** START **
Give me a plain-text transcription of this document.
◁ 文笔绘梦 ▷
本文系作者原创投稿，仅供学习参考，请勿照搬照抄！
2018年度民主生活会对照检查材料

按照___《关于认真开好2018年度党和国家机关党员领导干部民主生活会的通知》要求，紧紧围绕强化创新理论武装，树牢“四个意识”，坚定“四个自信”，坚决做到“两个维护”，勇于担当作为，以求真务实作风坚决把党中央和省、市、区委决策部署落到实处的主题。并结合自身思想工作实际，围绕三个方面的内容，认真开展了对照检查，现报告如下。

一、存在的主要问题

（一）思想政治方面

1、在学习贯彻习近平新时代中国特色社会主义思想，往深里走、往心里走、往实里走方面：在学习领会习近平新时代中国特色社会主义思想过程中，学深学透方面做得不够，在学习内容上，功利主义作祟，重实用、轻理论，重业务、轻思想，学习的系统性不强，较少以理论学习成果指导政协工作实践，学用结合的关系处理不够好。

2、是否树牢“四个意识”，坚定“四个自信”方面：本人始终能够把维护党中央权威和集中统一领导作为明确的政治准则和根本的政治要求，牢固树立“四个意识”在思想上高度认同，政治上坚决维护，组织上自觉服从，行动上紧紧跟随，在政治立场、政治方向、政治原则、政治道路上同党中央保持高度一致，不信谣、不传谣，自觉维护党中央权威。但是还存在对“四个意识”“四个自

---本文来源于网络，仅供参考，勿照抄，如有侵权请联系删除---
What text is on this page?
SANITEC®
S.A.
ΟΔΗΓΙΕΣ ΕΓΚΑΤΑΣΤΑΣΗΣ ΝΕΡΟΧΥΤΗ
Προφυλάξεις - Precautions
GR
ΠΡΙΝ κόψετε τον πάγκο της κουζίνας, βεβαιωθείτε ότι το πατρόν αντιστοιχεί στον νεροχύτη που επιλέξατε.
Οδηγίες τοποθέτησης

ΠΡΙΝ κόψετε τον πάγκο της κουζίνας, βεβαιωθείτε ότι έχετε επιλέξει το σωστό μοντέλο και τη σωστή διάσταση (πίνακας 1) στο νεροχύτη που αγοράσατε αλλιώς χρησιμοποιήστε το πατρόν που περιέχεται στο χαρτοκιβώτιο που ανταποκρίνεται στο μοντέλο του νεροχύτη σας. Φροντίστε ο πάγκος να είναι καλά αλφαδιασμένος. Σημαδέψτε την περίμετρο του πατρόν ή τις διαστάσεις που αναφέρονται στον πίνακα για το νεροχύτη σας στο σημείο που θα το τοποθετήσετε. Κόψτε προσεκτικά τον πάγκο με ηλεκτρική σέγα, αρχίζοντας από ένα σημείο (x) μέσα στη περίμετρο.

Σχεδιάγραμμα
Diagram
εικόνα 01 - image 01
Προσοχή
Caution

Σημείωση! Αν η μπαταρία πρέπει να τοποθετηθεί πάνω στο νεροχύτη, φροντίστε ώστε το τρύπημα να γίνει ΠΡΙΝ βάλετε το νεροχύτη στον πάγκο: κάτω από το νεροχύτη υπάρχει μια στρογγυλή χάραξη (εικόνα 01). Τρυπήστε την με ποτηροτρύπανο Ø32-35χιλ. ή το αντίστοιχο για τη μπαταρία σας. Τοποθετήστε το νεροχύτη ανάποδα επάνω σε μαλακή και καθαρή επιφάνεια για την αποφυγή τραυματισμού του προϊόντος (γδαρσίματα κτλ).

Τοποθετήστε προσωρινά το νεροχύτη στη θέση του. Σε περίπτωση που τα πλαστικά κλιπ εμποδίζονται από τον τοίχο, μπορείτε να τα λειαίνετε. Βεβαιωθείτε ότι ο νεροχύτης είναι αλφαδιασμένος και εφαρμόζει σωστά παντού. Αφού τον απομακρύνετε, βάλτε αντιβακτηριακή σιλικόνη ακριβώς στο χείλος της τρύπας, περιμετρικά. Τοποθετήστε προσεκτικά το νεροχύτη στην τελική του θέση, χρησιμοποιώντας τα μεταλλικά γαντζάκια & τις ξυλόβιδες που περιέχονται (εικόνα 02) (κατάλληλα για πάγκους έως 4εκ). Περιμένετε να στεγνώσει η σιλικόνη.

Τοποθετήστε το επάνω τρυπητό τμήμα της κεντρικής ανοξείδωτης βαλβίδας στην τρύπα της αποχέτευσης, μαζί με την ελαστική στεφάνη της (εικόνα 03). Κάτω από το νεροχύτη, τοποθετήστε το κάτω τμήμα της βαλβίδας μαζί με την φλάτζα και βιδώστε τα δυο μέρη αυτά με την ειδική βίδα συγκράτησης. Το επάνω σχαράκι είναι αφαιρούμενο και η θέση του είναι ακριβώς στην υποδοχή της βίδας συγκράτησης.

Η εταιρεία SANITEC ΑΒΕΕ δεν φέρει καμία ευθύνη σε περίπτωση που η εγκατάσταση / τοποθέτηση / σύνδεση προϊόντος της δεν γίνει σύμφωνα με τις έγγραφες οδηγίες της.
** END **
■ TASK DIRECTIONS
Repeat all of the entries exactly.

■ COMPLETE OUTPUT
Give me a plain-text transcription of this document.
◁ 文笔绘梦 ▷
本文系作者原创投稿，仅供学习参考，请勿照搬照抄！
2018年度民主生活会对照检查材料

按照___《关于认真开好2018年度党和国家机关党员领导干部民主生活会的通知》要求，紧紧围绕强化创新理论武装，树牢“四个意识”，坚定“四个自信”，坚决做到“两个维护”，勇于担当作为，以求真务实作风坚决把党中央和省、市、区委决策部署落到实处的主题。并结合自身思想工作实际，围绕三个方面的内容，认真开展了对照检查，现报告如下。

一、存在的主要问题

（一）思想政治方面

1、在学习贯彻习近平新时代中国特色社会主义思想，往深里走、往心里走、往实里走方面：在学习领会习近平新时代中国特色社会主义思想过程中，学深学透方面做得不够，在学习内容上，功利主义作祟，重实用、轻理论，重业务、轻思想，学习的系统性不强，较少以理论学习成果指导政协工作实践，学用结合的关系处理不够好。

2、是否树牢“四个意识”，坚定“四个自信”方面：本人始终能够把维护党中央权威和集中统一领导作为明确的政治准则和根本的政治要求，牢固树立“四个意识”在思想上高度认同，政治上坚决维护，组织上自觉服从，行动上紧紧跟随，在政治立场、政治方向、政治原则、政治道路上同党中央保持高度一致，不信谣、不传谣，自觉维护党中央权威。但是还存在对“四个意识”“四个自

---本文来源于网络，仅供参考，勿照抄，如有侵权请联系删除---
What text is on this page?
SANITEC®
S.A.
ΟΔΗΓΙΕΣ ΕΓΚΑΤΑΣΤΑΣΗΣ ΝΕΡΟΧΥΤΗ
Προφυλάξεις - Precautions
GR
ΠΡΙΝ κόψετε τον πάγκο της κουζίνας, βεβαιωθείτε ότι το πατρόν αντιστοιχεί στον νεροχύτη που επιλέξατε.
Οδηγίες τοποθέτησης

ΠΡΙΝ κόψετε τον πάγκο της κουζίνας, βεβαιωθείτε ότι έχετε επιλέξει το σωστό μοντέλο και τη σωστή διάσταση (πίνακας 1) στο νεροχύτη που αγοράσατε αλλιώς χρησιμοποιήστε το πατρόν που περιέχεται στο χαρτοκιβώτιο που ανταποκρίνεται στο μοντέλο του νεροχύτη σας. Φροντίστε ο πάγκος να είναι καλά αλφαδιασμένος. Σημαδέψτε την περίμετρο του πατρόν ή τις διαστάσεις που αναφέρονται στον πίνακα για το νεροχύτη σας στο σημείο που θα το τοποθετήσετε. Κόψτε προσεκτικά τον πάγκο με ηλεκτρική σέγα, αρχίζοντας από ένα σημείο (x) μέσα στη περίμετρο.

Σχεδιάγραμμα
Diagram
εικόνα 01 - image 01
Προσοχή
Caution

Σημείωση! Αν η μπαταρία πρέπει να τοποθετηθεί πάνω στο νεροχύτη, φροντίστε ώστε το τρύπημα να γίνει ΠΡΙΝ βάλετε το νεροχύτη στον πάγκο: κάτω από το νεροχύτη υπάρχει μια στρογγυλή χάραξη (εικόνα 01). Τρυπήστε την με ποτηροτρύπανο Ø32-35χιλ. ή το αντίστοιχο για τη μπαταρία σας. Τοποθετήστε το νεροχύτη ανάποδα επάνω σε μαλακή και καθαρή επιφάνεια για την αποφυγή τραυματισμού του προϊόντος (γδαρσίματα κτλ).

Τοποθετήστε προσωρινά το νεροχύτη στη θέση του. Σε περίπτωση που τα πλαστικά κλιπ εμποδίζονται από τον τοίχο, μπορείτε να τα λειαίνετε. Βεβαιωθείτε ότι ο νεροχύτης είναι αλφαδιασμένος και εφαρμόζει σωστά παντού. Αφού τον απομακρύνετε, βάλτε αντιβακτηριακή σιλικόνη ακριβώς στο χείλος της τρύπας, περιμετρικά. Τοποθετήστε προσεκτικά το νεροχύτη στην τελική του θέση, χρησιμοποιώντας τα μεταλλικά γαντζάκια & τις ξυλόβιδες που περιέχονται (εικόνα 02) (κατάλληλα για πάγκους έως 4εκ). Περιμένετε να στεγνώσει η σιλικόνη.

Τοποθετήστε το επάνω τρυπητό τμήμα της κεντρικής ανοξείδωτης βαλβίδας στην τρύπα της αποχέτευσης, μαζί με την ελαστική στεφάνη της (εικόνα 03). Κάτω από το νεροχύτη, τοποθετήστε το κάτω τμήμα της βαλβίδας μαζί με την φλάτζα και βιδώστε τα δυο μέρη αυτά με την ειδική βίδα συγκράτησης. Το επάνω σχαράκι είναι αφαιρούμενο και η θέση του είναι ακριβώς στην υποδοχή της βίδας συγκράτησης.

Η εταιρεία SANITEC ΑΒΕΕ δεν φέρει καμία ευθύνη σε περίπτωση που η εγκατάσταση / τοποθέτηση / σύνδεση προϊόντος της δεν γίνει σύμφωνα με τις έγγραφες οδηγίες της.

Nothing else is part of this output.